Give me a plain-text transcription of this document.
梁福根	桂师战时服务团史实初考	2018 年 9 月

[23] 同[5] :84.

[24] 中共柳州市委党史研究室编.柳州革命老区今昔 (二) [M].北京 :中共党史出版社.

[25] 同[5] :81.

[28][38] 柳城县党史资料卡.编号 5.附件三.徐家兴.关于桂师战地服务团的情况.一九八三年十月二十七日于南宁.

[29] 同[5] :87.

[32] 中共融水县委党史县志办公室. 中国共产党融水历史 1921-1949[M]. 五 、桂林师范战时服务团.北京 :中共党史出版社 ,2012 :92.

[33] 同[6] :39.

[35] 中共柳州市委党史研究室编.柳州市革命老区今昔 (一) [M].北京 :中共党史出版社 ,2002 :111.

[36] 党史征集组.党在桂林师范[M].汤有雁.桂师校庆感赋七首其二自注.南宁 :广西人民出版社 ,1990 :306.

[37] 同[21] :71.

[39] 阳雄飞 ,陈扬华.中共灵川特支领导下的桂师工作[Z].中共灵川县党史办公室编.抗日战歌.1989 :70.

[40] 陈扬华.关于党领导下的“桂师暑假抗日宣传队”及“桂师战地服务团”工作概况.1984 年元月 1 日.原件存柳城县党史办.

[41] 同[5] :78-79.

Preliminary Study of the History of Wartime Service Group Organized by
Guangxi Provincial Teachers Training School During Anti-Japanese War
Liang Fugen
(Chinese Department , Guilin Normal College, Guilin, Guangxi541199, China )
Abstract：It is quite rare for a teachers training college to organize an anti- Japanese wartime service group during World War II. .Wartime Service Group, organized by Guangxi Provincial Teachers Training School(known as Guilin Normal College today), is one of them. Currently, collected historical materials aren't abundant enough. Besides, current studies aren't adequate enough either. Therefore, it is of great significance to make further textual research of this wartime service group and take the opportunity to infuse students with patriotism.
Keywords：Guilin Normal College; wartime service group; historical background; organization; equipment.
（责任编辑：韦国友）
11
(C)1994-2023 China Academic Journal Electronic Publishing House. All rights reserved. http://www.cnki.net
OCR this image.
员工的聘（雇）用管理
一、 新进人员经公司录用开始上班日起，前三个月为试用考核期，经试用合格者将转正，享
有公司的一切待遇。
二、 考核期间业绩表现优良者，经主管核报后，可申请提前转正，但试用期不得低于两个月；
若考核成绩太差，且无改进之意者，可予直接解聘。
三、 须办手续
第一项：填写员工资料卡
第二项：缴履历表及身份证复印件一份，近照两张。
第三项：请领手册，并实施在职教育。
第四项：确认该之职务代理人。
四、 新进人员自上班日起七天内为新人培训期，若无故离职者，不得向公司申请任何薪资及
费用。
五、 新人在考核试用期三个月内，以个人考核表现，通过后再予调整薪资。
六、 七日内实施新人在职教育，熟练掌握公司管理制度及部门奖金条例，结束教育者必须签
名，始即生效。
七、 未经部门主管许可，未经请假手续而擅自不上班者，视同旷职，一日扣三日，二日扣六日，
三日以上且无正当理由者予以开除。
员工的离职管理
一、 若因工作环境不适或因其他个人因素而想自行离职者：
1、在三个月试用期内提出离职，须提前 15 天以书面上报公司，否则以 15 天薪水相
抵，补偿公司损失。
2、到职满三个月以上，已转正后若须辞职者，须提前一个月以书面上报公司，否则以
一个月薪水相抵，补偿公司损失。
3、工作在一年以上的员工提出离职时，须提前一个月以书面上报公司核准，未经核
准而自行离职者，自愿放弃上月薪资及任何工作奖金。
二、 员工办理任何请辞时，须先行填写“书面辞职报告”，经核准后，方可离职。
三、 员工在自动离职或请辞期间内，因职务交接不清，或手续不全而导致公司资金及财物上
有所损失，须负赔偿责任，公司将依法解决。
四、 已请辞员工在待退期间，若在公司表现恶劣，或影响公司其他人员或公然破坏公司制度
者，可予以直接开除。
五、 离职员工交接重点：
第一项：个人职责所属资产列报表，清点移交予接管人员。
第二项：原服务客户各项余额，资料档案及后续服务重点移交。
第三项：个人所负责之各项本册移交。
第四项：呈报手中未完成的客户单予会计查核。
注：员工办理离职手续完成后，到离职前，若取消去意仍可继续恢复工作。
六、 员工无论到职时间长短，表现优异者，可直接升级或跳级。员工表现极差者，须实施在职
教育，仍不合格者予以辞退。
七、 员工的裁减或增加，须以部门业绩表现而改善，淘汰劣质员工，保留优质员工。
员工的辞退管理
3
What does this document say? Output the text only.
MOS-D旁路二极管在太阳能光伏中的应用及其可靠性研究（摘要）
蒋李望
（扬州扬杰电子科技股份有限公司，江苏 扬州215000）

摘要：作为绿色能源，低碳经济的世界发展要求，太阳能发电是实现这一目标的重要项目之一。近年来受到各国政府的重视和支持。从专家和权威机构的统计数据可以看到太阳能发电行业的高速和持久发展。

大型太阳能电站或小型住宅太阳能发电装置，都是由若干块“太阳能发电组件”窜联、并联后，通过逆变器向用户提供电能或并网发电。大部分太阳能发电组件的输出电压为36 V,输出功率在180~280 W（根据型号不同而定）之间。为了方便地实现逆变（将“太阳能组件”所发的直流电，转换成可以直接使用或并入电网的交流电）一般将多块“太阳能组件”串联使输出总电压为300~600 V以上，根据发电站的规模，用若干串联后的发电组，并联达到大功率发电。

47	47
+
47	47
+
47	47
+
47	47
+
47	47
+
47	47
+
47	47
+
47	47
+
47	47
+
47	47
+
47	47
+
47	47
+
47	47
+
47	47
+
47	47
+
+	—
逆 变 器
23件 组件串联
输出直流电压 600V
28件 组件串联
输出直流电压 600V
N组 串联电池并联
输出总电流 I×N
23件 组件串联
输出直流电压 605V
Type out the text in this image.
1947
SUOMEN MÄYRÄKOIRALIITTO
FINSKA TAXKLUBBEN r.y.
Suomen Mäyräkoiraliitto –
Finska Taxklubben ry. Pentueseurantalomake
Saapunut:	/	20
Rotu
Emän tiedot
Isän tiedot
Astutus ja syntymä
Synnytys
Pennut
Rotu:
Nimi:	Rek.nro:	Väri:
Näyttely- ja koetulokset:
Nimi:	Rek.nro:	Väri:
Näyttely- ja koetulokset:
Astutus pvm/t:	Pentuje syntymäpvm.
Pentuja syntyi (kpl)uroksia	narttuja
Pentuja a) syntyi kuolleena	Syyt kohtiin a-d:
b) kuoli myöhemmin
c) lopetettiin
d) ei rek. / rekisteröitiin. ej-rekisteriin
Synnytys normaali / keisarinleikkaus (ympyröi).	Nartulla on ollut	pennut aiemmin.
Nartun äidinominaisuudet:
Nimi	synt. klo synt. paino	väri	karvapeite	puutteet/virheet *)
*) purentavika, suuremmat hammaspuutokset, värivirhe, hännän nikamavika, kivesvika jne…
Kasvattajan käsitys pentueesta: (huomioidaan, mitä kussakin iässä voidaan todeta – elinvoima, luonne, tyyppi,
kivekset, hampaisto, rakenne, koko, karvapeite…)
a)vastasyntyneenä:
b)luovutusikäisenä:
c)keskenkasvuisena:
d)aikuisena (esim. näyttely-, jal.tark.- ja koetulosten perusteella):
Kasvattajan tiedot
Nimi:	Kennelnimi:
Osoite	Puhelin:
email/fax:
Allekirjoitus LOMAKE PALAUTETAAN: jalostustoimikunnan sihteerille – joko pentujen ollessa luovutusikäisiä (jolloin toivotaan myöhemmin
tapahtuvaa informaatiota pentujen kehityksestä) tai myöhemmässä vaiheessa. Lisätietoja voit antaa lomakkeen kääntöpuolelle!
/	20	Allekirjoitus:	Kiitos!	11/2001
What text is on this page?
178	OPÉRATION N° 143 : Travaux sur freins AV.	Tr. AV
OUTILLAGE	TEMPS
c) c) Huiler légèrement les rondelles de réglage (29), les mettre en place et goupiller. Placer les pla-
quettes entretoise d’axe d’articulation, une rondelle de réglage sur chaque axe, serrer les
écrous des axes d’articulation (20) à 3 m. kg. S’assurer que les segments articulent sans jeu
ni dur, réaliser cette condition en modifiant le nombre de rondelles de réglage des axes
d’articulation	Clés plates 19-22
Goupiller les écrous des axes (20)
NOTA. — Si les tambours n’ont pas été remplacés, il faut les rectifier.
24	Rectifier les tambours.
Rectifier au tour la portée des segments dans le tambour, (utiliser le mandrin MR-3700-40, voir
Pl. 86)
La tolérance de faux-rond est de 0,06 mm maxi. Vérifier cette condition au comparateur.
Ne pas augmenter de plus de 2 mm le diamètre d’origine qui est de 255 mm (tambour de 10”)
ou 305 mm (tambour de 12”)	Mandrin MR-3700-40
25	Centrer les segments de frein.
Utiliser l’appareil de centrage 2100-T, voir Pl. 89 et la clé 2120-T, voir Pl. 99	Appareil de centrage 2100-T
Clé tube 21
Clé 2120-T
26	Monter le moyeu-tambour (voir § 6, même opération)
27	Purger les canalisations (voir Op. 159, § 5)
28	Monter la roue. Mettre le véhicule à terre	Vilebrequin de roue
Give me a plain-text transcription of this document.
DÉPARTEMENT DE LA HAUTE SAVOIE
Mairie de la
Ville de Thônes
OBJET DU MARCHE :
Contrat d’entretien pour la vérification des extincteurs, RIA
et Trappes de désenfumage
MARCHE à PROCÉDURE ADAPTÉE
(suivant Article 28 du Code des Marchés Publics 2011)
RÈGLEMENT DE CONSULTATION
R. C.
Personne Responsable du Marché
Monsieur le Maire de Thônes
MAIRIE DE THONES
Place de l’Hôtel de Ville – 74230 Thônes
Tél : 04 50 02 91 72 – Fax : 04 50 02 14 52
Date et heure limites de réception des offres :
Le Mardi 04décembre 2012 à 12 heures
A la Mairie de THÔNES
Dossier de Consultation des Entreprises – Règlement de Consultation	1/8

####

◆ **TASK DETAILS**: Copy every line of the data that holds the string "écrous".

◆ **FULL RESPONSE**:
écrous des axes d’articulation (20) à 3 m. kg. S’assurer que les segments articulent sans jeu
Goupiller les écrous des axes (20)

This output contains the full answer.